◆ Goal: State how many lines of the entries hold the string "According", and output nothing but that count.

★ ★ ★

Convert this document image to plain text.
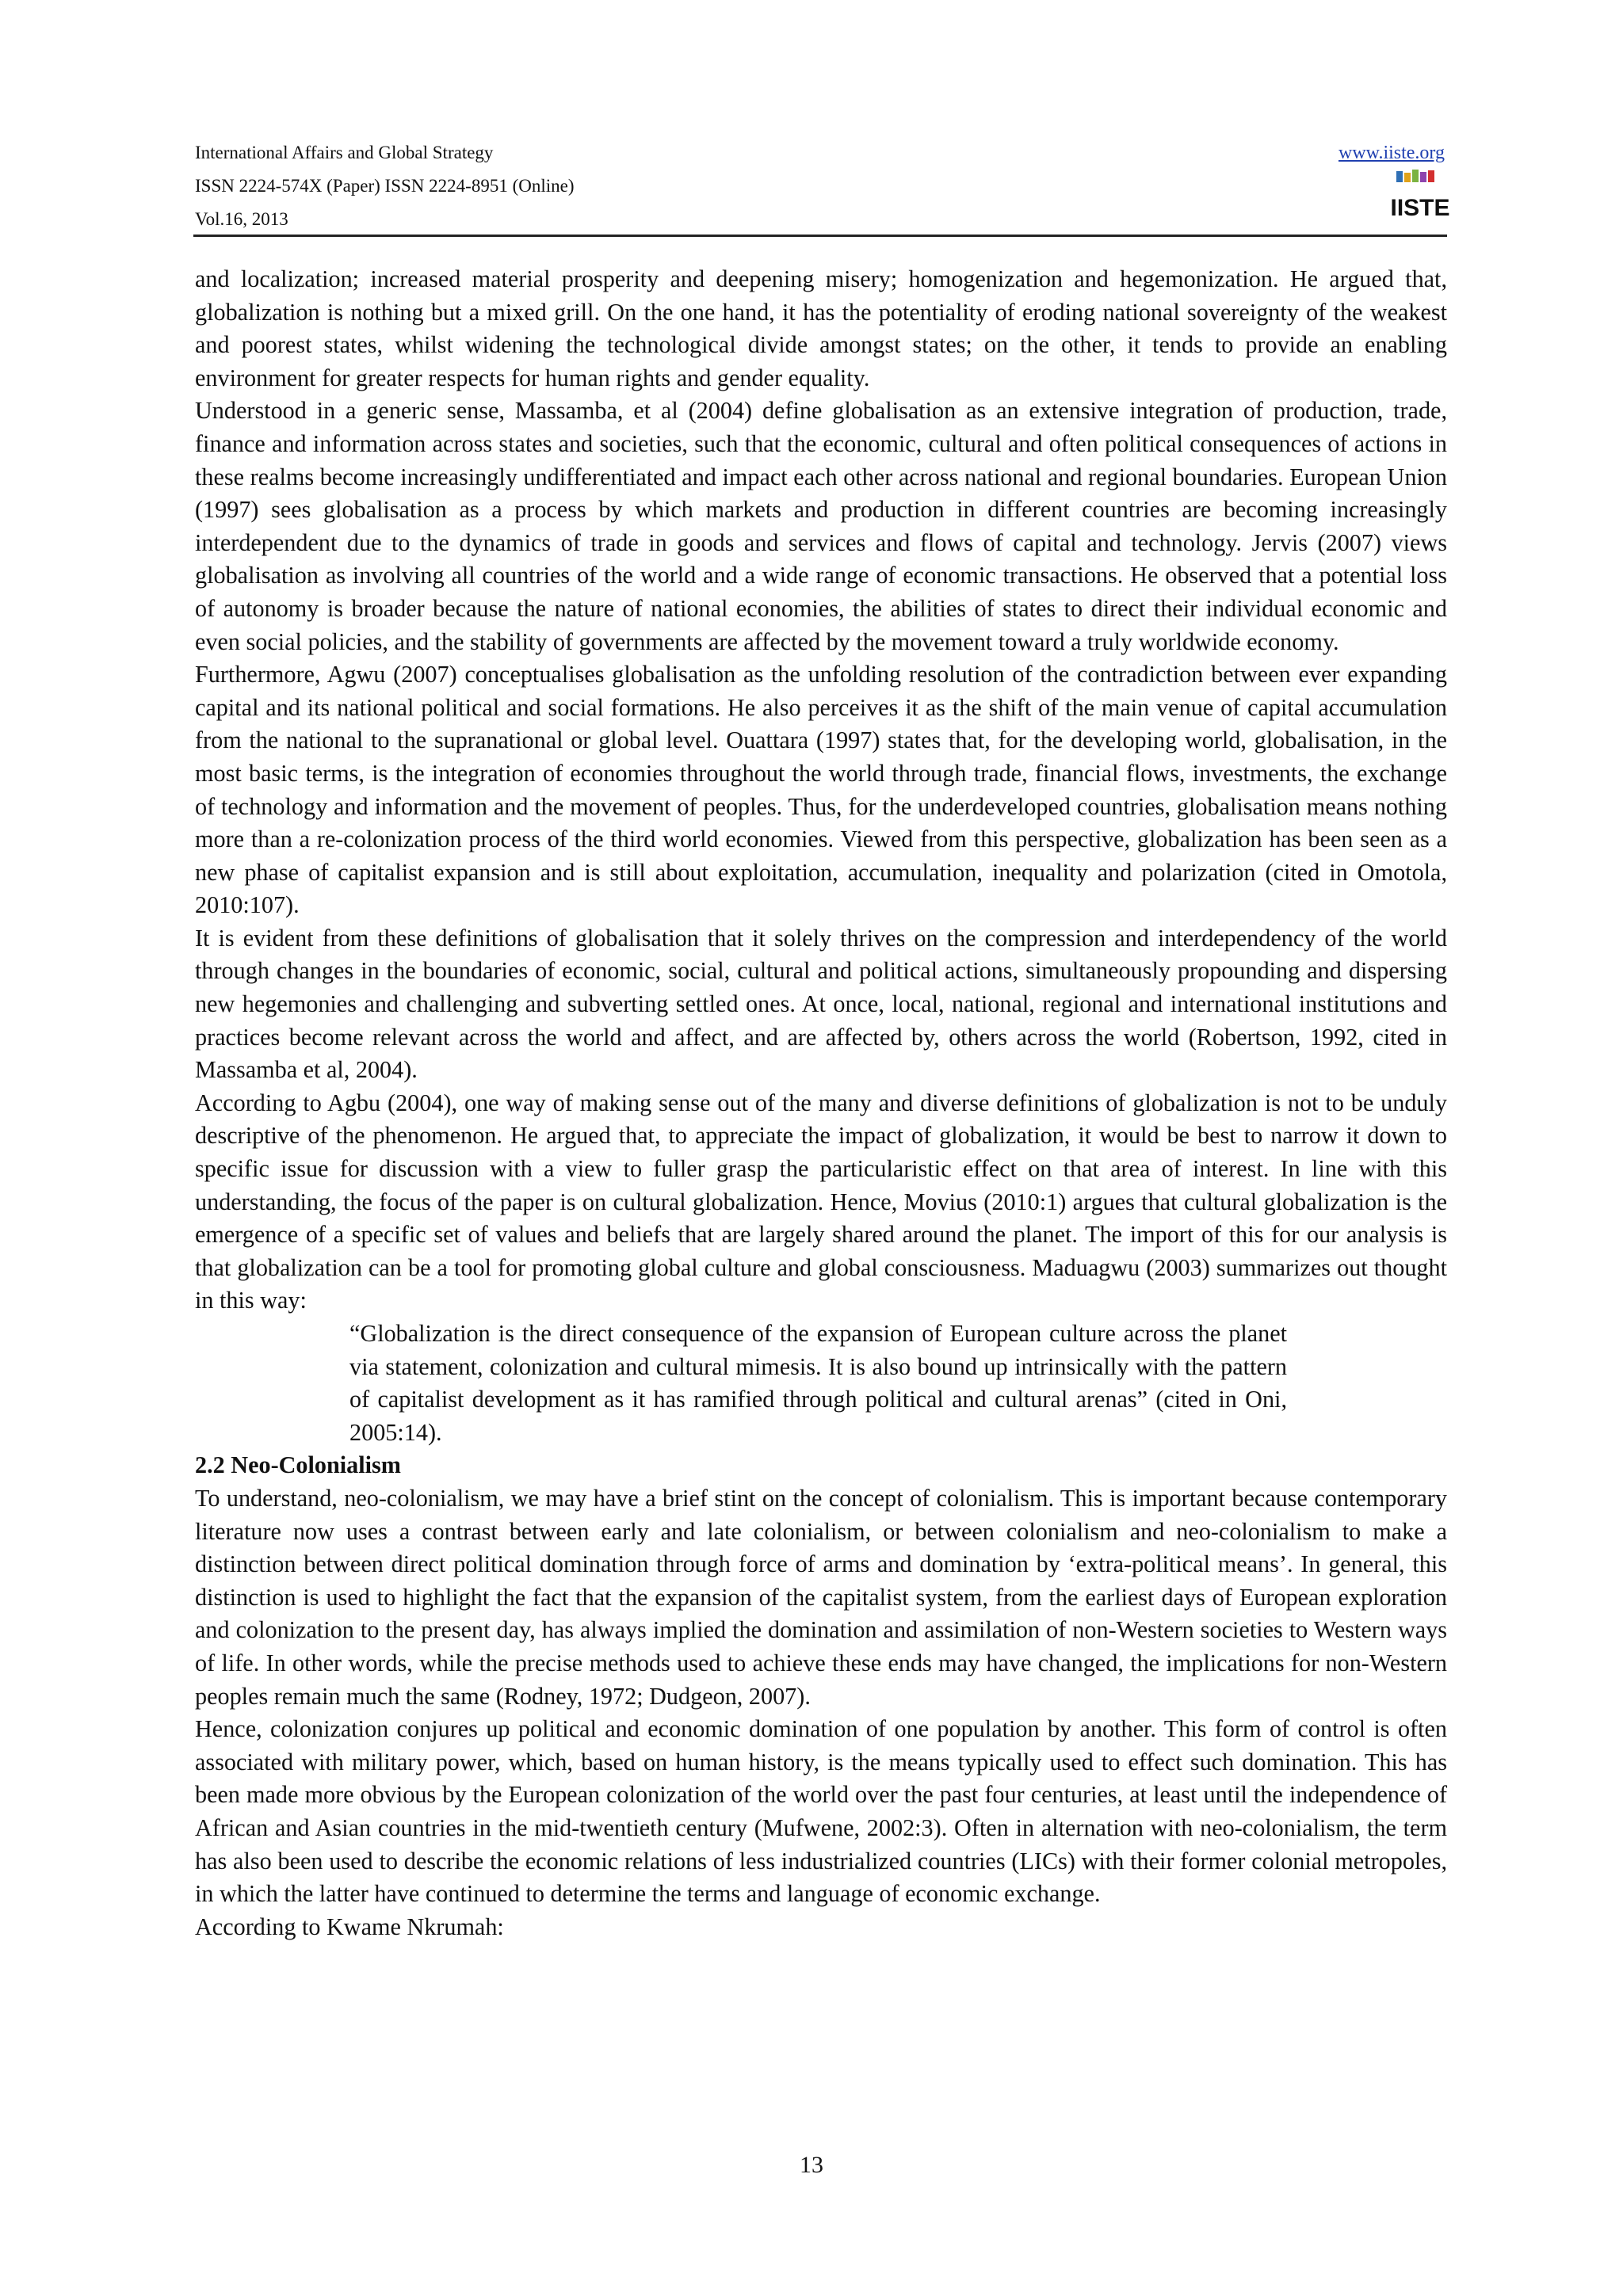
International Affairs and Global Strategy
ISSN 2224-574X (Paper) ISSN 2224-8951 (Online)
Vol.16, 2013
www.iiste.org
IISTE

and localization; increased material prosperity and deepening misery; homogenization and hegemonization. He argued that, globalization is nothing but a mixed grill. On the one hand, it has the potentiality of eroding national sovereignty of the weakest and poorest states, whilst widening the technological divide amongst states; on the other, it tends to provide an enabling environment for greater respects for human rights and gender equality.

Understood in a generic sense, Massamba, et al (2004) define globalisation as an extensive integration of production, trade, finance and information across states and societies, such that the economic, cultural and often political consequences of actions in these realms become increasingly undifferentiated and impact each other across national and regional boundaries. European Union (1997) sees globalisation as a process by which markets and production in different countries are becoming increasingly interdependent due to the dynamics of trade in goods and services and flows of capital and technology. Jervis (2007) views globalisation as involving all countries of the world and a wide range of economic transactions. He observed that a potential loss of autonomy is broader because the nature of national economies, the abilities of states to direct their individual economic and even social policies, and the stability of governments are affected by the movement toward a truly worldwide economy.

Furthermore, Agwu (2007) conceptualises globalisation as the unfolding resolution of the contradiction between ever expanding capital and its national political and social formations. He also perceives it as the shift of the main venue of capital accumulation from the national to the supranational or global level. Ouattara (1997) states that, for the developing world, globalisation, in the most basic terms, is the integration of economies throughout the world through trade, financial flows, investments, the exchange of technology and information and the movement of peoples. Thus, for the underdeveloped countries, globalisation means nothing more than a re-colonization process of the third world economies. Viewed from this perspective, globalization has been seen as a new phase of capitalist expansion and is still about exploitation, accumulation, inequality and polarization (cited in Omotola, 2010:107).

It is evident from these definitions of globalisation that it solely thrives on the compression and interdependency of the world through changes in the boundaries of economic, social, cultural and political actions, simultaneously propounding and dispersing new hegemonies and challenging and subverting settled ones. At once, local, national, regional and international institutions and practices become relevant across the world and affect, and are affected by, others across the world (Robertson, 1992, cited in Massamba et al, 2004).

According to Agbu (2004), one way of making sense out of the many and diverse definitions of globalization is not to be unduly descriptive of the phenomenon. He argued that, to appreciate the impact of globalization, it would be best to narrow it down to specific issue for discussion with a view to fuller grasp the particularistic effect on that area of interest. In line with this understanding, the focus of the paper is on cultural globalization. Hence, Movius (2010:1) argues that cultural globalization is the emergence of a specific set of values and beliefs that are largely shared around the planet. The import of this for our analysis is that globalization can be a tool for promoting global culture and global consciousness. Maduagwu (2003) summarizes out thought in this way:

“Globalization is the direct consequence of the expansion of European culture across the planet via statement, colonization and cultural mimesis. It is also bound up intrinsically with the pattern of capitalist development as it has ramified through political and cultural arenas” (cited in Oni, 2005:14).

2.2 Neo-Colonialism

To understand, neo-colonialism, we may have a brief stint on the concept of colonialism. This is important because contemporary literature now uses a contrast between early and late colonialism, or between colonialism and neo-colonialism to make a distinction between direct political domination through force of arms and domination by ‘extra-political means’. In general, this distinction is used to highlight the fact that the expansion of the capitalist system, from the earliest days of European exploration and colonization to the present day, has always implied the domination and assimilation of non-Western societies to Western ways of life. In other words, while the precise methods used to achieve these ends may have changed, the implications for non-Western peoples remain much the same (Rodney, 1972; Dudgeon, 2007).

Hence, colonization conjures up political and economic domination of one population by another. This form of control is often associated with military power, which, based on human history, is the means typically used to effect such domination. This has been made more obvious by the European colonization of the world over the past four centuries, at least until the independence of African and Asian countries in the mid-twentieth century (Mufwene, 2002:3). Often in alternation with neo-colonialism, the term has also been used to describe the economic relations of less industrialized countries (LICs) with their former colonial metropoles, in which the latter have continued to determine the terms and language of economic exchange.

According to Kwame Nkrumah:

13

★ ★ ★

◆ Correct response: 2